STATED GOAL:
Without omitting anything, retype the data that follows.

INPUT RECORDS:

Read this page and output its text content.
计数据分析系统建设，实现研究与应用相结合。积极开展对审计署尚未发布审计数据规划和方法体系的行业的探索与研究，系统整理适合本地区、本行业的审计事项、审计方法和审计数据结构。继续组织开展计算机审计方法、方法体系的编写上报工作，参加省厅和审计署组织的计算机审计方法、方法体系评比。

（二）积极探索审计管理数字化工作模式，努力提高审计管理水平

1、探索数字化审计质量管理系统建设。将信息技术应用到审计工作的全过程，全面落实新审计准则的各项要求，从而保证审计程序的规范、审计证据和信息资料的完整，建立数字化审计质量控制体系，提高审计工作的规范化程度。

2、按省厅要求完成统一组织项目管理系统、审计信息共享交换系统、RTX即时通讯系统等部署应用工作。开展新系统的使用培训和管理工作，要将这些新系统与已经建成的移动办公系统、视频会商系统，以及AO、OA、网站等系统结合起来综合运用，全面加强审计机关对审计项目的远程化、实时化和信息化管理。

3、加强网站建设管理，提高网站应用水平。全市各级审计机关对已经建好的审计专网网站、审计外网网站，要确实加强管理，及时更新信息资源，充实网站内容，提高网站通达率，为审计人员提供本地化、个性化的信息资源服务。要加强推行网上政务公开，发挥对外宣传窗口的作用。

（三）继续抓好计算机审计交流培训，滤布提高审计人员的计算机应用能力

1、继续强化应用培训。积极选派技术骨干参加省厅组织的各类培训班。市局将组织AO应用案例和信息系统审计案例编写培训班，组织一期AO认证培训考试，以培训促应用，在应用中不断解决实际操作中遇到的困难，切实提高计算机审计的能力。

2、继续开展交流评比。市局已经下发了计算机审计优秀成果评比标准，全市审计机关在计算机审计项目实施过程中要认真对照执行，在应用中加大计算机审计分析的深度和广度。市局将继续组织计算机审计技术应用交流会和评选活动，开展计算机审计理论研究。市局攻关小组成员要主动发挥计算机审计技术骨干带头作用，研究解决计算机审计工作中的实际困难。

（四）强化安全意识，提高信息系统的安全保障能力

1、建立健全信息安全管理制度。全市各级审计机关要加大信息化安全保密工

COMPLETE ANSWER:
Read this page and output its text content.
计数据分析系统建设，实现研究与应用相结合。积极开展对审计署尚未发布审计数据规划和方法体系的行业的探索与研究，系统整理适合本地区、本行业的审计事项、审计方法和审计数据结构。继续组织开展计算机审计方法、方法体系的编写上报工作，参加省厅和审计署组织的计算机审计方法、方法体系评比。

（二）积极探索审计管理数字化工作模式，努力提高审计管理水平

1、探索数字化审计质量管理系统建设。将信息技术应用到审计工作的全过程，全面落实新审计准则的各项要求，从而保证审计程序的规范、审计证据和信息资料的完整，建立数字化审计质量控制体系，提高审计工作的规范化程度。

2、按省厅要求完成统一组织项目管理系统、审计信息共享交换系统、RTX即时通讯系统等部署应用工作。开展新系统的使用培训和管理工作，要将这些新系统与已经建成的移动办公系统、视频会商系统，以及AO、OA、网站等系统结合起来综合运用，全面加强审计机关对审计项目的远程化、实时化和信息化管理。

3、加强网站建设管理，提高网站应用水平。全市各级审计机关对已经建好的审计专网网站、审计外网网站，要确实加强管理，及时更新信息资源，充实网站内容，提高网站通达率，为审计人员提供本地化、个性化的信息资源服务。要加强推行网上政务公开，发挥对外宣传窗口的作用。

（三）继续抓好计算机审计交流培训，滤布提高审计人员的计算机应用能力

1、继续强化应用培训。积极选派技术骨干参加省厅组织的各类培训班。市局将组织AO应用案例和信息系统审计案例编写培训班，组织一期AO认证培训考试，以培训促应用，在应用中不断解决实际操作中遇到的困难，切实提高计算机审计的能力。

2、继续开展交流评比。市局已经下发了计算机审计优秀成果评比标准，全市审计机关在计算机审计项目实施过程中要认真对照执行，在应用中加大计算机审计分析的深度和广度。市局将继续组织计算机审计技术应用交流会和评选活动，开展计算机审计理论研究。市局攻关小组成员要主动发挥计算机审计技术骨干带头作用，研究解决计算机审计工作中的实际困难。

（四）强化安全意识，提高信息系统的安全保障能力

1、建立健全信息安全管理制度。全市各级审计机关要加大信息化安全保密工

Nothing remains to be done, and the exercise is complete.